• **Provided data**:
--- begin ---

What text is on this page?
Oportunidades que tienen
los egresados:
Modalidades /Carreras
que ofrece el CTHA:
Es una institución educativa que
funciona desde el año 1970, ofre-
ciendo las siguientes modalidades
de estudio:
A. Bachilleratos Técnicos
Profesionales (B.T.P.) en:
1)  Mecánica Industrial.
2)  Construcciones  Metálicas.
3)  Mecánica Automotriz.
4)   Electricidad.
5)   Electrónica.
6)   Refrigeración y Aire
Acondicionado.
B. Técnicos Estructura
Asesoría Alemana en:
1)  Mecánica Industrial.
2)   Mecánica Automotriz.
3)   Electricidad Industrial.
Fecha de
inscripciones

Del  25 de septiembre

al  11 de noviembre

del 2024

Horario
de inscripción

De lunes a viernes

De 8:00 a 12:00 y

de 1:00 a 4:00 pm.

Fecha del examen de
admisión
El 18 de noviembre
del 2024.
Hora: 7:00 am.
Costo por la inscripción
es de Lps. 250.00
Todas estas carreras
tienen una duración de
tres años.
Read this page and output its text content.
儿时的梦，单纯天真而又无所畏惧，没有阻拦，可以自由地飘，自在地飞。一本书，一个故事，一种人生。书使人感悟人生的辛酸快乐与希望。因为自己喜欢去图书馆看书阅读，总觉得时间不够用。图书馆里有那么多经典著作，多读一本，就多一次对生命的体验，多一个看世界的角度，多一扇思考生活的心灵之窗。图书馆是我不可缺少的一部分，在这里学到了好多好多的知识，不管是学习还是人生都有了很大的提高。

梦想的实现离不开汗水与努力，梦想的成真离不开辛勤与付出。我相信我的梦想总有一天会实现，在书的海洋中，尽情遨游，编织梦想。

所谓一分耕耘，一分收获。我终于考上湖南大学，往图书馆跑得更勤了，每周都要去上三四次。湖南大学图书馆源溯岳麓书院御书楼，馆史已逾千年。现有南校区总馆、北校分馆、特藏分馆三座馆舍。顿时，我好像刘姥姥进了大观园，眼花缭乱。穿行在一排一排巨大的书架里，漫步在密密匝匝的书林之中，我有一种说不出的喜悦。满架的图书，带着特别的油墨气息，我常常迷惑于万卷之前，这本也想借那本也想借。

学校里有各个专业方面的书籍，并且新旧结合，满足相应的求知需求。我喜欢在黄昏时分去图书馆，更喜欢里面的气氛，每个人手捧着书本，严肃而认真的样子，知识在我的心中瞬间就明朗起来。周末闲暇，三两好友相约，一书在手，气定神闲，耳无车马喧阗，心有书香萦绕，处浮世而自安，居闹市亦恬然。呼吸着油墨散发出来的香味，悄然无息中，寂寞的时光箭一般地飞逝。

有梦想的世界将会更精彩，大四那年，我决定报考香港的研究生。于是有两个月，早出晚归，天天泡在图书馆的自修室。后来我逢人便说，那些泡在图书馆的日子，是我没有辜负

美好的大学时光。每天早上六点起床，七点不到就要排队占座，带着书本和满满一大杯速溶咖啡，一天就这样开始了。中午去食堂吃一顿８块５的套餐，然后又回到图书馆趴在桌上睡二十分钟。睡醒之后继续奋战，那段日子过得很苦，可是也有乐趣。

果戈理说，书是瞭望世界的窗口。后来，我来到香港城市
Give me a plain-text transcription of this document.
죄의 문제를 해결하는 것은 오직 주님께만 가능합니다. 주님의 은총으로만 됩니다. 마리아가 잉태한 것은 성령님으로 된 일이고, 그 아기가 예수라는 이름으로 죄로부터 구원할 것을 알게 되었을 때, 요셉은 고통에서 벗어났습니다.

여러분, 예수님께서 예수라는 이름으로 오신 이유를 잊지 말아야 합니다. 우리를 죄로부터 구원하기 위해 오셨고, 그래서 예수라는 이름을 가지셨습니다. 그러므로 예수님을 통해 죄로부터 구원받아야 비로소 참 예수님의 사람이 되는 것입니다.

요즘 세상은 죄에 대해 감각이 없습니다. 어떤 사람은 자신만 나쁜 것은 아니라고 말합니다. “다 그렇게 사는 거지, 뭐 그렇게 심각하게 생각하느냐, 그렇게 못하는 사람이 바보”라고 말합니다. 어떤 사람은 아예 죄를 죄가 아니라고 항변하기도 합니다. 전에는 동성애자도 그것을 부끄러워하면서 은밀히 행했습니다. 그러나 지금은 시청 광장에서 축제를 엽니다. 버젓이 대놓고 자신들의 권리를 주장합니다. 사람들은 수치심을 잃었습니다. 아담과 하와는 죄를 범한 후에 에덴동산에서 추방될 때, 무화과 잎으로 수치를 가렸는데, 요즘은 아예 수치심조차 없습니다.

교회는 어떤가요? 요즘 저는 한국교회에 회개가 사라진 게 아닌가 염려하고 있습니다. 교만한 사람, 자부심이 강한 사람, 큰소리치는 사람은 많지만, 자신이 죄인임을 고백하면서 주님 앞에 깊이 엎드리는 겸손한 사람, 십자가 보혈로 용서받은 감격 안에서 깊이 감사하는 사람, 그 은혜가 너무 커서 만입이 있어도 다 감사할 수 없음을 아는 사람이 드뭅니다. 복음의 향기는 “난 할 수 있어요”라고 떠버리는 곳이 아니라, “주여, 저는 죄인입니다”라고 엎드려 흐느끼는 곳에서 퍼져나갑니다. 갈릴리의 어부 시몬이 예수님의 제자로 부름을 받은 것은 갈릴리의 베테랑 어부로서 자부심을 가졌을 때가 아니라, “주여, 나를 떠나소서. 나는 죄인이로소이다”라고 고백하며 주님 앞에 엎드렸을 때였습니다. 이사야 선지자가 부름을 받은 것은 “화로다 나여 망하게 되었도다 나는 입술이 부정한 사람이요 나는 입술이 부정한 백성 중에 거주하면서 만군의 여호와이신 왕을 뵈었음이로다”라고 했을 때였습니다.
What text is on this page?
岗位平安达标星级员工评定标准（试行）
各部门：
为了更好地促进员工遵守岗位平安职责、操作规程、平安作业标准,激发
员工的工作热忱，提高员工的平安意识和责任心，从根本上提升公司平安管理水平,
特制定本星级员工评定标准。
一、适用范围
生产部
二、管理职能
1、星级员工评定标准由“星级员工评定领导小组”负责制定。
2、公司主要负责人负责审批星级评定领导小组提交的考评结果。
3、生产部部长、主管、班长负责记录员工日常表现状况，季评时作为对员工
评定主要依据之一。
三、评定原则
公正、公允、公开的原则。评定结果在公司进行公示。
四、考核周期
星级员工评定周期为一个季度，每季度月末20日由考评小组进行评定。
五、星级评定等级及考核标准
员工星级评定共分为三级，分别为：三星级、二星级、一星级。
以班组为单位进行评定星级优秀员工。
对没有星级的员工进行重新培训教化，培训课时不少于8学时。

--- end ---

• **Task details**:
Count every line of the records that holds "inscripción". State the number, nothing else.

• **Task response**:
2